Chronik: 1930–1939
Was in unserem Dorf geschah:
Auch an Nieste gingen die Jahre der Rezession nicht vorbei. In den ersten drei Jahren des neuen Jahrzehnts sank das Haushaltsvolumen um fast 20.000 RM gegenüber dem Rechnungsjahr 1929/30. Alle Pläne für einen weiteren Ausbau unseres Dorfes mußten auf Eis gelegt werden. Diese Krisenjahre waren ein Kampf um Geld, mit dem man wenigstens die Versorgungseinrichtungen der Gemeinde mit halber Kraft am Laufen halten konnte. Die ausgesteuerten Arbeitslosen erhielten Wohlfahrtsunterstützung, die von der Gemeinde bezahlt werden mußte. Die Wohlfahrtsunterstützungsempfänger erhielten 9 RM pro Woche und 1,50 RM für jedes weitere Familienmitglied! Das hieß:
mit 13,50 RM mußte eine vierköpfige Familie eine Woche lang auskommen!
In Nieste wurden die Gehälter vom Bürgermeister und Gemeinderechner drastisch gekürzt.
Die Radikalisierung nahm in diesen Jahren stark zu. Alle größeren Parteien hatten ihre uniformierten Kampftruppen, die Sozialdemokraten das "Reichsbanner", die NSDAP ihre "SA und SS", die Kommunisten ihren "Rotfrontkämpferbund" und die Konservativen den "Stahlhelm" etc. Fast täglich wurden Menschen wegen ihrer politischen Überzeugung erschlagen, erstochen oder erschossen. Der Bürgerkrieg schien vor der Tür zu stehen.
Um den vielen Arbeitslosen eine neue Perspektive geben zu können gründeten sich freiwillige Arbeitsdienstgruppen. Man erhielt freie Unterkunft, freie Bekleidung, Verpflegung und ein kleines Taschengeld. Auch die Niester Gemeindevertretung beschloß 1932 eine solche freiwillige Arbeitsdienstgruppe zum Wegebau heranzuziehen.
Auf dem Höhepunkt der Krise wurde Hitler am 30. Januar 1933 zum Reichskanzler berufen.
Welche Auswirkungen hatten nun diese Ereignisse auf unser Dorf? Bei der Reichstagswahl am 5. März 1933 erzielten die Sozialdemokraten noch gut zwei Drittel der abgegebenen Stimmen. Bei den Gemeindewahlen, die eine Woche später stattfanden, erhielt die SPD acht Mandate und die Liste der Nationalen Wählergemeinschaft vier Mandate.

- ARBEITSAUFTRÄGE:
**a.** An welchem Tag wurde Hitler laut der Chronik zum Reichskanzler berufen?
**b.** Ersetzen Sie „Rezession“ durch „Wirtschaftskrise“ und schreiben Sie dabei den Abschnitt der Chronik neu, der bei „Chronik: 1930–1939“ einsetzt und nach „Gemeinderechner drastisch gekürzt.“ endet.

- ANGEZEIGTE DATEN:
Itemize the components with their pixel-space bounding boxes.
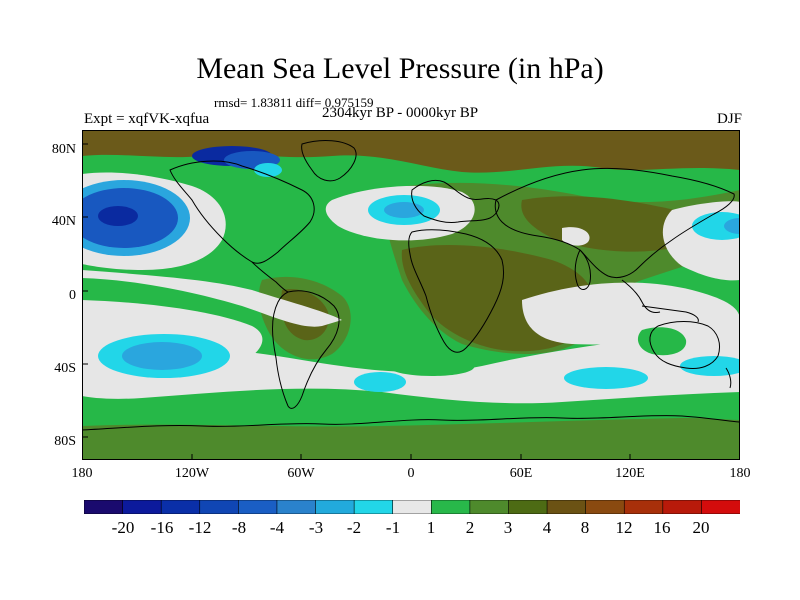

...

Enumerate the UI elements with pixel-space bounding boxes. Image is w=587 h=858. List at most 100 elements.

- ERWARTETE ERGEBNISSE:
**a.** Am 30. Januar 1933.

**b.**
Chronik: 1930–1939
Was in unserem Dorf geschah:
Auch an Nieste gingen die Jahre der Wirtschaftskrise nicht vorbei. In den ersten drei Jahren des neuen Jahrzehnts sank das Haushaltsvolumen um fast 20.000 RM gegenüber dem Rechnungsjahr 1929/30. Alle Pläne für einen weiteren Ausbau unseres Dorfes mußten auf Eis gelegt werden. Diese Krisenjahre waren ein Kampf um Geld, mit dem man wenigstens die Versorgungseinrichtungen der Gemeinde mit halber Kraft am Laufen halten konnte. Die ausgesteuerten Arbeitslosen erhielten Wohlfahrtsunterstützung, die von der Gemeinde bezahlt werden mußte. Die Wohlfahrtsunterstützungsempfänger erhielten 9 RM pro Woche und 1,50 RM für jedes weitere Familienmitglied! Das hieß:
mit 13,50 RM mußte eine vierköpfige Familie eine Woche lang auskommen!
In Nieste wurden die Gehälter vom Bürgermeister und Gemeinderechner drastisch gekürzt.